Extracted records
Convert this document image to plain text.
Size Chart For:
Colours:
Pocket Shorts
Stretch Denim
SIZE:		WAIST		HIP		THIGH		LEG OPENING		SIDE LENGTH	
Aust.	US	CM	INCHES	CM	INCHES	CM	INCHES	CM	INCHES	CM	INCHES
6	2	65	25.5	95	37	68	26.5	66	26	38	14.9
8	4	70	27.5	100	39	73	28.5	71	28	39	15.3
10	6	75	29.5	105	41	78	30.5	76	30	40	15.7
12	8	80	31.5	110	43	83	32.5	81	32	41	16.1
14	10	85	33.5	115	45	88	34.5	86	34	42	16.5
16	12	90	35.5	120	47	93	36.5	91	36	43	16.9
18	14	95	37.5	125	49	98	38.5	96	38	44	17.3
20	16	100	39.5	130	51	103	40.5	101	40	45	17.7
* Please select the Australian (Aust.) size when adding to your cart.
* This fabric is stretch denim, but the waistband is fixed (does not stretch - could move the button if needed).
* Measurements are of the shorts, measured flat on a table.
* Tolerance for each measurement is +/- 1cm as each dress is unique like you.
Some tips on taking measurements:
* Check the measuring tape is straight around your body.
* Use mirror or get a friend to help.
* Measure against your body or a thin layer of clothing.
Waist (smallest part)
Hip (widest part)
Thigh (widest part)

* **Brief**:
Pick out the lines that include the word "part" and write them out.

* **Right answer**:
Waist (smallest part)
Hip (widest part)
Thigh (widest part)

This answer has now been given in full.